* _Given instruction_
Find the word "OutOfMemoryError" in the material below and gather every line that contains it.

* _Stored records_
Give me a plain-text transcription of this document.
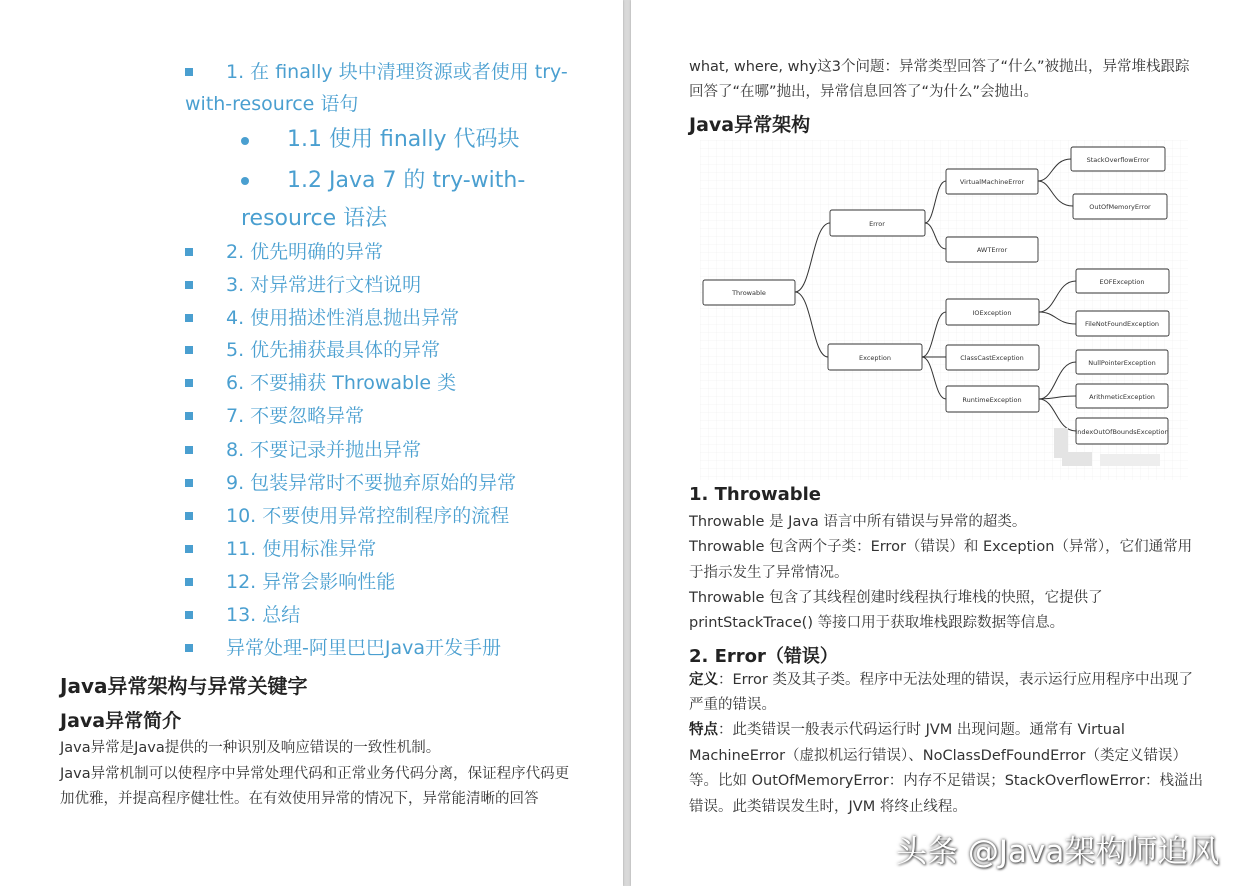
1. 在 finally 块中清理资源或者使用 try-
with-resource 语句
1.1 使用 finally 代码块
1.2 Java 7 的 try-with-
resource 语法
2. 优先明确的异常
3. 对异常进行文档说明
4. 使用描述性消息抛出异常
5. 优先捕获最具体的异常
6. 不要捕获 Throwable 类
7. 不要忽略异常
8. 不要记录并抛出异常
9. 包装异常时不要抛弃原始的异常
10. 不要使用异常控制程序的流程
11. 使用标准异常
12. 异常会影响性能
13. 总结
异常处理-阿里巴巴Java开发手册
Java异常架构与异常关键字
Java异常简介

Java异常是Java提供的一种识别及响应错误的一致性机制。

Java异常机制可以使程序中异常处理代码和正常业务代码分离，保证程序代码更

加优雅，并提高程序健壮性。在有效使用异常的情况下，异常能清晰的回答

what, where, why这3个问题：异常类型回答了“什么”被抛出，异常堆栈跟踪

回答了“在哪”抛出，异常信息回答了“为什么”会抛出。

Java异常架构
Throwable
Error
Exception
VirtualMachineError
AWTError
StackOverflowError
OutOfMemoryError
IOException
ClassCastException
RuntimeException
EOFException
FileNotFoundException
NullPointerException
ArithmeticException
IndexOutOfBoundsException
1. Throwable

Throwable 是 Java 语言中所有错误与异常的超类。

Throwable 包含两个子类：Error（错误）和 Exception（异常），它们通常用

于指示发生了异常情况。

Throwable 包含了其线程创建时线程执行堆栈的快照，它提供了

printStackTrace() 等接口用于获取堆栈跟踪数据等信息。

2. Error（错误）

定义：Error 类及其子类。程序中无法处理的错误，表示运行应用程序中出现了

严重的错误。

特点：此类错误一般表示代码运行时 JVM 出现问题。通常有 Virtual

MachineError（虚拟机运行错误）、NoClassDefFoundError（类定义错误）

等。比如 OutOfMemoryError：内存不足错误；StackOverflowError：栈溢出

错误。此类错误发生时，JVM 将终止线程。

头条 @Java架构师追风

* _Result for this exercise_
OutOfMemoryError
等。比如 OutOfMemoryError：内存不足错误；StackOverflowError：栈溢出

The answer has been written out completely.